__Reading text__:
——

Tuesday, December 27, 2016

Comparing executable size of C++ exceptions vs plain C error structs

One of the Grand Pieces of Hacker Folklore is that you should not use C++ exceptions because they cause massive code bloat. Instead you should use error codes as exemplified by plain C, Go, Rust and other languages. These opinions have caused many a heated debates both on and off the Internet.

One of the problems is that accurately measuring the size difference of code that uses exceptions vs one that uses error codes is hard to do properly. Legend has it that when Symbian developers were considering whether to add exception support, they compiled a helloworld application (that has no error paths at all), noted that with exceptions enabled it was somewhat bigger and declared this unacceptable. What they did not consider is that this increase in code size was constant, not linear to the code size. They then went on to code a completely nonstandard cleanup mechanism on top of C++, which was both terrible and bloaty.

A more methodological approach

There is really only one way to fully reliably test whether error codes or exceptions produce smaller code. That is to take a large program that uses one or the other mechanism and convert it to use the other without changing anything else. This can take months of work and is obviously not feasible in the real world but would make for an interesting research project.

Instead we can simulate the problem. It is relatively easy to generate code with the same functionality in C and in C++ and compare their performance. Let's create a function that simulates an simple work load. First it grabs some resource, then calls some other functions and finally returns a result. In simple C++ it would look like this:

int func222() {
    DummyObject dobj;
    int a = func227();
    int b = func224();
    int c = func228();
    return a + b + c;
}

Here DummyObject is just a simple object that is just there so the exception unwinding mechanism has something to destroy. Its constructor and destructor are defined elsewhere so that the optimizer can not remove it completely. We create 1000 of these functions where each one calls into three random functions with a higher number. Calls to functions bigger than 1000 are done to function 1000 instead. Function 1000 just returns 1. This program does not do anything useful and its runtime is exponential, so you should probably not run it. 

In plain C using glib style error "objects" the function looks like this:

int func222(char **error) {
    int a, b, c;
    struct Dummy *d = dummy_new();

    a = func227(error);
    if(*error) {
        dummy_delete(d);
        return -1;
    }
    b = func224(error);
    if(*error) {
        dummy_delete(d);
        return -1;
    }
    c = func228(error);
    if(*error) {
        dummy_delete(d);
        return -1;
    }
    dummy_delete(d);
    return a + b + c;
}

The functionality is the same, we just need to manually check whether the function calls succeeded and deallocate the resource on every path. The code to generate and run this code is downloadable from this Github repo.

——

__What the task requires__: From the blog post on C++ exceptions versus C error structs, return everything from "Comparing executable size" down to "off the Internet.".

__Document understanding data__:
——

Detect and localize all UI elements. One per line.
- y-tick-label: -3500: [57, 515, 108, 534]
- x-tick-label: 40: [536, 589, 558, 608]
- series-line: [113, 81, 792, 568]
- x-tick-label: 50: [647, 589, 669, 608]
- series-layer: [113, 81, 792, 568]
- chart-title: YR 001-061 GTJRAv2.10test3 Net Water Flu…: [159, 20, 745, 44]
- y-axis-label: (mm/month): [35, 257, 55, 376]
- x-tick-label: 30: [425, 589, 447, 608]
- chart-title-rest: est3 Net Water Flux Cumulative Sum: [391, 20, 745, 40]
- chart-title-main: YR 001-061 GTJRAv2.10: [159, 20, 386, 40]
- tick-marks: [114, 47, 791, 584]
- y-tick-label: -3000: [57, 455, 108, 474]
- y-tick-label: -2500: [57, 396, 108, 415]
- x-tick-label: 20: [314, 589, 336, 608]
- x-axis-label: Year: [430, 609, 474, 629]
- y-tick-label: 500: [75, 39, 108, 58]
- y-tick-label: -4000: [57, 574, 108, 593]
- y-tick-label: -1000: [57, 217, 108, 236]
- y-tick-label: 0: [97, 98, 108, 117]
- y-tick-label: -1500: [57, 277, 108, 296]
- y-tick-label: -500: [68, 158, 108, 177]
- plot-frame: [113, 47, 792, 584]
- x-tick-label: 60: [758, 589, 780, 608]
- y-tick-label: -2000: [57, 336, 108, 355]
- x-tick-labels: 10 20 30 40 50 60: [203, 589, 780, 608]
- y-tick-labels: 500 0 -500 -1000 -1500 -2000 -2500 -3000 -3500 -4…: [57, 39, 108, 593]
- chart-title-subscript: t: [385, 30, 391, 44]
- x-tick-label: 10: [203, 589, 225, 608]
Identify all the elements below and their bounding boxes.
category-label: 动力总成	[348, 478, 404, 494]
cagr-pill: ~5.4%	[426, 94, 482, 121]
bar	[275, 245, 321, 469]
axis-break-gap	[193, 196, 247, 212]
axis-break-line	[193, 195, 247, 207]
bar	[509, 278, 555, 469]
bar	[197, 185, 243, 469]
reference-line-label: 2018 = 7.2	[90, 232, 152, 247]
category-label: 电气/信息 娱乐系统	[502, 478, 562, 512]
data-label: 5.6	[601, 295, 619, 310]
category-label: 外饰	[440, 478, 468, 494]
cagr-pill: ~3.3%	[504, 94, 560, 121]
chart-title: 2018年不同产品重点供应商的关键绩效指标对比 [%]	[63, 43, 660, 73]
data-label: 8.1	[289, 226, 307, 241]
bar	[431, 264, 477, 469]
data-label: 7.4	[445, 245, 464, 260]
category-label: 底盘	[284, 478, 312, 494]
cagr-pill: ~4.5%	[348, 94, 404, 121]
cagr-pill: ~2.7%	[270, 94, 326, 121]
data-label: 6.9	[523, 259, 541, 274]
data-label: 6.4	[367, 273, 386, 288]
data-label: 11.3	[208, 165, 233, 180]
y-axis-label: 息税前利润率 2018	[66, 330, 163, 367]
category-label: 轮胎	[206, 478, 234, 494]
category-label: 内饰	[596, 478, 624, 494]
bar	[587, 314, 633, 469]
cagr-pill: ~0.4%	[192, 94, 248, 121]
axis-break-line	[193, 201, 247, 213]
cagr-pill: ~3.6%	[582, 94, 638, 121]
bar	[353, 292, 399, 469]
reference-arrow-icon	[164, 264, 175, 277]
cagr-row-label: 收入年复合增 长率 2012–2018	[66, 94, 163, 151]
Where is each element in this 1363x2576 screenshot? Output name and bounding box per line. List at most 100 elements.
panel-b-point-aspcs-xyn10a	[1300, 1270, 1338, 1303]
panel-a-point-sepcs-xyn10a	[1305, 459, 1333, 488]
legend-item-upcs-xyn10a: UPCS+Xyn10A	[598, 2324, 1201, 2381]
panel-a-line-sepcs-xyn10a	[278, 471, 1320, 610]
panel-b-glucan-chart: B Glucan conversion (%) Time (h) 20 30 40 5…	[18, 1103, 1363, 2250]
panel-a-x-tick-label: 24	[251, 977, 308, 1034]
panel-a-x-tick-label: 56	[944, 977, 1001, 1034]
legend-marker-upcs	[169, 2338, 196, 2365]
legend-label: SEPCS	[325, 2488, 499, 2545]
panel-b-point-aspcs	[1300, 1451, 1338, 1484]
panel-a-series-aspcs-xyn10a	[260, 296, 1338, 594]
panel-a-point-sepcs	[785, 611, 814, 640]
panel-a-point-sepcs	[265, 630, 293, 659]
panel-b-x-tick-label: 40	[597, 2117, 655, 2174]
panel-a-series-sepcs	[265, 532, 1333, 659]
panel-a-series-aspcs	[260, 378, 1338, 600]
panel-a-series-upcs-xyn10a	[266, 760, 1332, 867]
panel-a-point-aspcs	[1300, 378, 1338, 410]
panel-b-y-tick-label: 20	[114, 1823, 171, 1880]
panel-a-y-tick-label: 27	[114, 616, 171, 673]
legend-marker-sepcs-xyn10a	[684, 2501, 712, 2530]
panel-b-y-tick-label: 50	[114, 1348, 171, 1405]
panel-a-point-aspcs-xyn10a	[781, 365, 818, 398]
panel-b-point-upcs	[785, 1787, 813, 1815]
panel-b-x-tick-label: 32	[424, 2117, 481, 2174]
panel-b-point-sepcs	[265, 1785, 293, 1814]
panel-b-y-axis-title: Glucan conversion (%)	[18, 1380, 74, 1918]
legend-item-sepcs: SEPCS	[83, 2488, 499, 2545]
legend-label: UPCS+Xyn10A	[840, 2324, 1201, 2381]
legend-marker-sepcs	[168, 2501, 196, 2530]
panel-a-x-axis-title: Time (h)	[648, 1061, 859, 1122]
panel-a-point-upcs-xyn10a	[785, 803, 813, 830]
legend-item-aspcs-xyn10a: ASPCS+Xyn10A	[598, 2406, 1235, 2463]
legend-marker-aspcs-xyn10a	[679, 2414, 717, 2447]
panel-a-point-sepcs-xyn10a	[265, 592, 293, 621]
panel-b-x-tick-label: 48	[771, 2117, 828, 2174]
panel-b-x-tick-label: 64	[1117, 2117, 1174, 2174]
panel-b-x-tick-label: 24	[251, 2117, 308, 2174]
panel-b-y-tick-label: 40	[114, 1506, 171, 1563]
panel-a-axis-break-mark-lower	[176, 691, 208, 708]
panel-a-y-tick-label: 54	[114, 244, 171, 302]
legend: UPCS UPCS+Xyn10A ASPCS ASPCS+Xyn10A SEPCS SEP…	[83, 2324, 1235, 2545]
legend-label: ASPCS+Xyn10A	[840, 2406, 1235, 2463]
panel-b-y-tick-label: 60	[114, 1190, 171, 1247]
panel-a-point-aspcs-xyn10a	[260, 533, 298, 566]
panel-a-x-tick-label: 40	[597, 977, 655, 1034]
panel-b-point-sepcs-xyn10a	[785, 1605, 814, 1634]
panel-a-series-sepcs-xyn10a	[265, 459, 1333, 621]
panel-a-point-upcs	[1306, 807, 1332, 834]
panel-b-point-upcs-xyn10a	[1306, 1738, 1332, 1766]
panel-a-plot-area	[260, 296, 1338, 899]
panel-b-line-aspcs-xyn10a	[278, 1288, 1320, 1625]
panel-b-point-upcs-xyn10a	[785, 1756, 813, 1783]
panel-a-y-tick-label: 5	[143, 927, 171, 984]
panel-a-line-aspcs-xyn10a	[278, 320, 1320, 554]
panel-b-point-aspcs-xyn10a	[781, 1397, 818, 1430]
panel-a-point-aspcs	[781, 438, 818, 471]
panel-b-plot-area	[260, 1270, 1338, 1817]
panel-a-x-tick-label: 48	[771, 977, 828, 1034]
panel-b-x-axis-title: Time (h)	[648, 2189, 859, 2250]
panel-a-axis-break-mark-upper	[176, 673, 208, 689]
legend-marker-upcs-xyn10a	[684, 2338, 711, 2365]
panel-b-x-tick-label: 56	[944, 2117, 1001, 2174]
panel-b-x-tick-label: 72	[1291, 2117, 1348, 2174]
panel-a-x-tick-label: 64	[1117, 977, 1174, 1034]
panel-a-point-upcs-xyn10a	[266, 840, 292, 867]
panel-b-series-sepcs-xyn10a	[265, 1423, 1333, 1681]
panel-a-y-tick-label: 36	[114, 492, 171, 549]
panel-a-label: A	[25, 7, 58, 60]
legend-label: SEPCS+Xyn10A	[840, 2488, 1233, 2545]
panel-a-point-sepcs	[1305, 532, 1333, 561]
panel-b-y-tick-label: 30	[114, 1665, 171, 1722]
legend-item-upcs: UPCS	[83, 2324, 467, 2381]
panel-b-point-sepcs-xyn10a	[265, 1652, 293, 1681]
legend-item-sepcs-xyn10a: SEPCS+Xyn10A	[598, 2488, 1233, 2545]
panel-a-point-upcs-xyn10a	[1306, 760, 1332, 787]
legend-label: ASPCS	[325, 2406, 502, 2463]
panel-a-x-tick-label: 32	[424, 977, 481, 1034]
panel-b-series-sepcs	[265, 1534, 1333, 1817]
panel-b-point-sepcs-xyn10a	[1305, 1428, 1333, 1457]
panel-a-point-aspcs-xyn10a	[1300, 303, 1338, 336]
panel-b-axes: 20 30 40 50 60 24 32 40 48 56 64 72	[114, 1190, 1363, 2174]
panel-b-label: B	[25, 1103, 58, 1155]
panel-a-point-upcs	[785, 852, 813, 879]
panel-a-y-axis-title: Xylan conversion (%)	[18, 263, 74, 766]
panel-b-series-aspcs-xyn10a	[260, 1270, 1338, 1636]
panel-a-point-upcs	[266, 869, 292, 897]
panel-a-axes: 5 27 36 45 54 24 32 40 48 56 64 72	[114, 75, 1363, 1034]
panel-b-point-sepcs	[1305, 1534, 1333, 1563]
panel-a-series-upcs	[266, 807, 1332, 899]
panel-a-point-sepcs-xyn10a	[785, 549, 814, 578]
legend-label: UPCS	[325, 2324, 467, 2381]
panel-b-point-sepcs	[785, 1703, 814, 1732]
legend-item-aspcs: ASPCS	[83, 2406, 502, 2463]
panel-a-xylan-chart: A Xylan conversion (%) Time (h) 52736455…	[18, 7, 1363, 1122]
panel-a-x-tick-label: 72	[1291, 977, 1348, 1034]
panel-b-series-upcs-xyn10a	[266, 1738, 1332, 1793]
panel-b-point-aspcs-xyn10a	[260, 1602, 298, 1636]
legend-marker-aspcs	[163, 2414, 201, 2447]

——

__Result of this task__:
Comparing executable size of C++ exceptions vs plain C error structs

One of the Grand Pieces of Hacker Folklore is that you should not use C++ exceptions because they cause massive code bloat. Instead you should use error codes as exemplified by plain C, Go, Rust and other languages. These opinions have caused many a heated debates both on and off the Internet.